• **EXERCISE REQUIREMENTS**:
How many lines of these entries hold the string "JSON"? Reply with the number alone.
--- PROVIDED INFORMATION ---
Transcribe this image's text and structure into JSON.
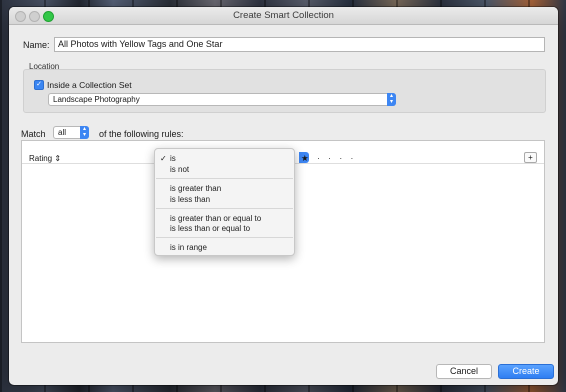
{
  "window": {
    "title": "Create Smart Collection"
  },
  "name": {
    "label": "Name:",
    "value": "All Photos with Yellow Tags and One Star"
  },
  "location": {
    "label": "Location",
    "inside_set_label": "Inside a Collection Set",
    "inside_set_checked": true,
    "set_value": "Landscape Photography"
  },
  "match": {
    "prefix": "Match",
    "value": "all",
    "suffix": "of the following rules:"
  },
  "rule": {
    "field": "Rating",
    "stars": "★ · · · ·",
    "add_label": "+"
  },
  "operator_menu": {
    "items": [
      "is",
      "is not",
      "is greater than",
      "is less than",
      "is greater than or equal to",
      "is less than or equal to",
      "is in range"
    ],
    "selected": "is"
  },
  "buttons": {
    "cancel": "Cancel",
    "create": "Create"
  }
}
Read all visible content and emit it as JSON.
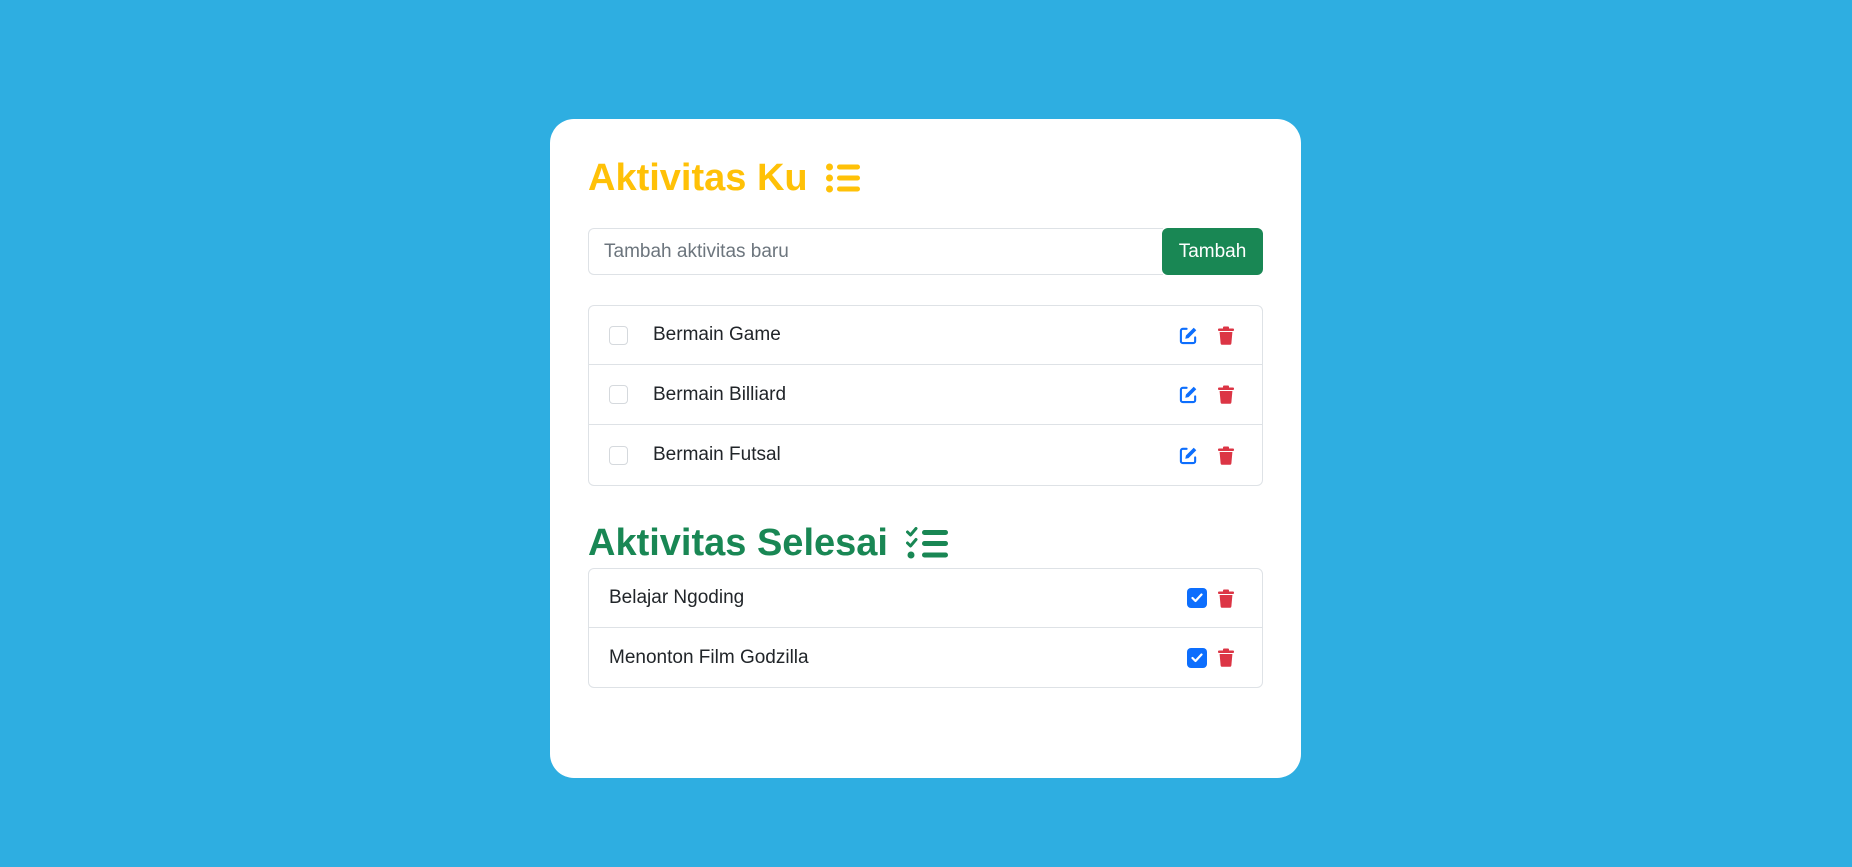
{
  "colors": {
    "background": "#2eaee1",
    "card": "#ffffff",
    "heading_todo": "#ffc107",
    "heading_done": "#198754",
    "add_button": "#198754",
    "edit_icon": "#0d6efd",
    "delete_icon": "#dc3545",
    "checkbox_checked": "#0d6efd"
  },
  "todo_section": {
    "title": "Aktivitas Ku",
    "icon": "list-icon",
    "input": {
      "placeholder": "Tambah aktivitas baru",
      "value": ""
    },
    "add_button_label": "Tambah",
    "items": [
      {
        "label": "Bermain Game",
        "checked": false
      },
      {
        "label": "Bermain Billiard",
        "checked": false
      },
      {
        "label": "Bermain Futsal",
        "checked": false
      }
    ]
  },
  "done_section": {
    "title": "Aktivitas Selesai",
    "icon": "list-check-icon",
    "items": [
      {
        "label": "Belajar Ngoding",
        "checked": true
      },
      {
        "label": "Menonton Film Godzilla",
        "checked": true
      }
    ]
  }
}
---
• **RESPONSE BELOW**:
2